■ AANGELEVERDE TEKST:
Radicale zachtmoedigheid - Hoofdinhoud
Op het jubileumsymposium van De Linker Wang, 29-10-2016, nam ik afscheid als voorzitter. Dit was mijn toespraak:
Onze tijd heeft een dringende behoefte aan radicale zachtmoedigheid. Dat is de samenvatting van wat ik vandaag bij dit afscheid wil zeggen, dus we zouden nu gelijk aan de borrel kunnen. Maar misschien is het toch goed dat ik het nog wat toelicht. Ik heb in de aanloop naar vandaag natuurlijk nagedacht over de boodschap van De Linker Wang en wat dat betekent voor alle vragen die in onze samenleving spelen. En daarmee ook aan het thema van dit jubileumsymposium: waar is religie nu een rem op de positieve ontwikkelingen en waar draagt het positief bij?
Nu is daarover al veel gezegd vandaag, dus ik wil het vooral hebben over die grondhouding van radicale zachtmoedigheid die volgens mij nodig is om bij al die politieke vraagstukken die voorbij kunnen komen een koers te vinden die onze wereldwijde samenleving verder kan helpen. En die grondhouding is uiteindelijk niet alleen politiek-pragmatisch van aard. Het is zelfs meer dan een politieke filosofie, of die nu liberaal, socialistisch of ecologisch wordt genoemd. Radicale zachtmoedigheid gaat nog een laag dieper en vraagt naar onze visie op het leven zelf, op het goede leven. Het raakt dus aan onze levensbeschouwelijke - of als je wilt spirituele - gedrevenheid.
Om vooraf misverstanden weg te nemen: ik bedoel met radicale zachtmoedigheid - je mag het ook compassie noemen - niet een restloze vriendelijkheid en een ruggengraatloze toegeeflijkheid. Dat is namelijk noch radicaal noch zachtmoedig. Ik bedoel ermee dat we radicaal zijn in onze zachtmoedigheid en zachtmoedig in onze radicaliteit. Nu zijn dat mooie spirituele woorden, maar wat betekenen ze concreet?

■ OPGESLAGEN GEGEVENS:
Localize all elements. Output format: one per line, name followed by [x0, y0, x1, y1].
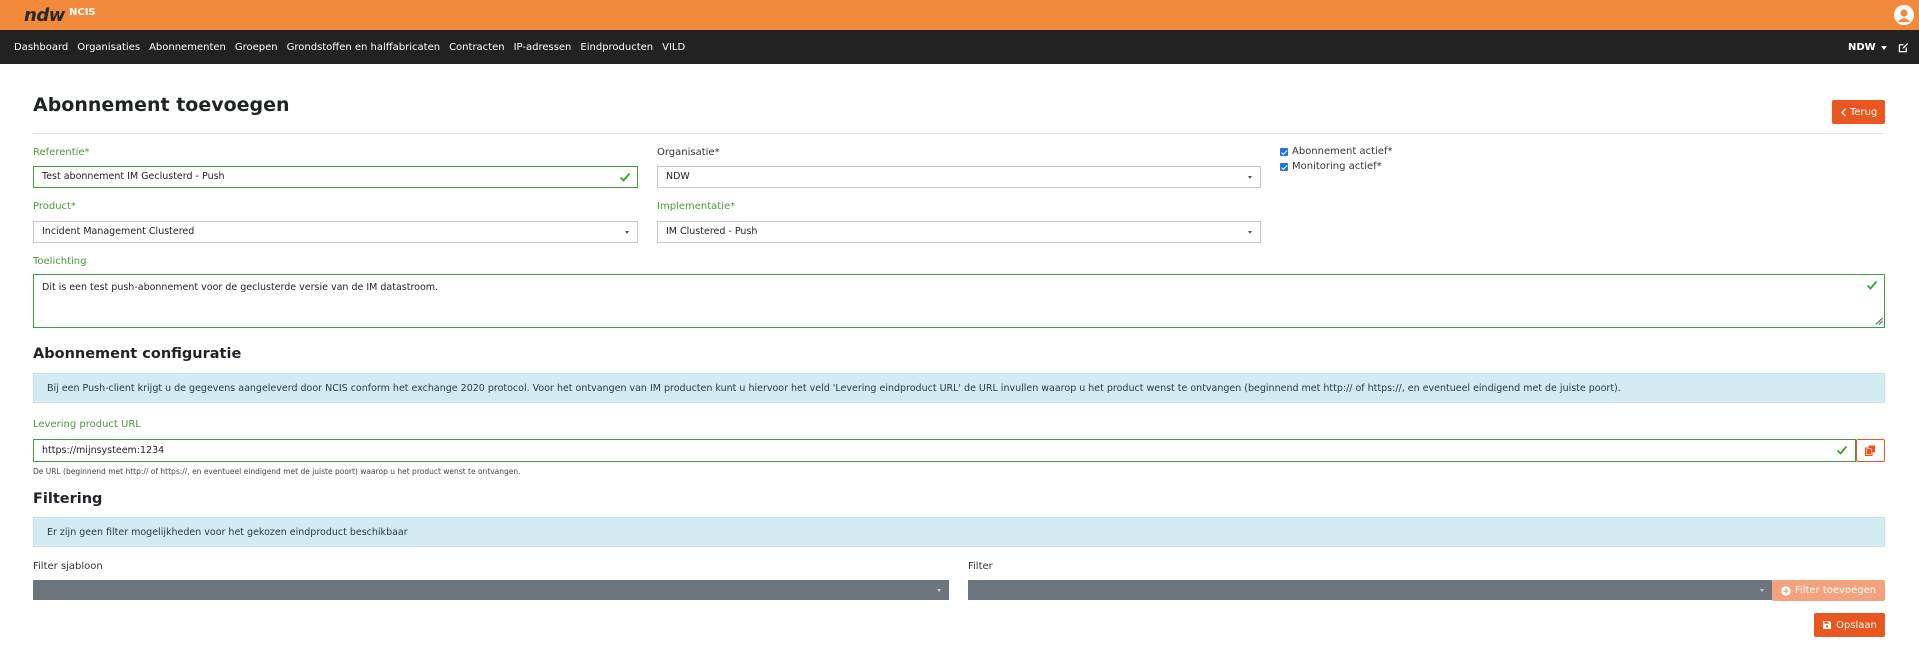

■ DETAILS OPGAVE: Neem letterlijk over uit de toespraak over radicale zachtmoedigheid: begin bij de woorden "Nu is daarover" en stop na "spirituele - gedrevenheid.".

■ OPLOSSING OPGAVE:
Nu is daarover al veel gezegd vandaag, dus ik wil het vooral hebben over die grondhouding van radicale zachtmoedigheid die volgens mij nodig is om bij al die politieke vraagstukken die voorbij kunnen komen een koers te vinden die onze wereldwijde samenleving verder kan helpen. En die grondhouding is uiteindelijk niet alleen politiek-pragmatisch van aard. Het is zelfs meer dan een politieke filosofie, of die nu liberaal, socialistisch of ecologisch wordt genoemd. Radicale zachtmoedigheid gaat nog een laag dieper en vraagt naar onze visie op het leven zelf, op het goede leven. Het raakt dus aan onze levensbeschouwelijke - of als je wilt spirituele - gedrevenheid.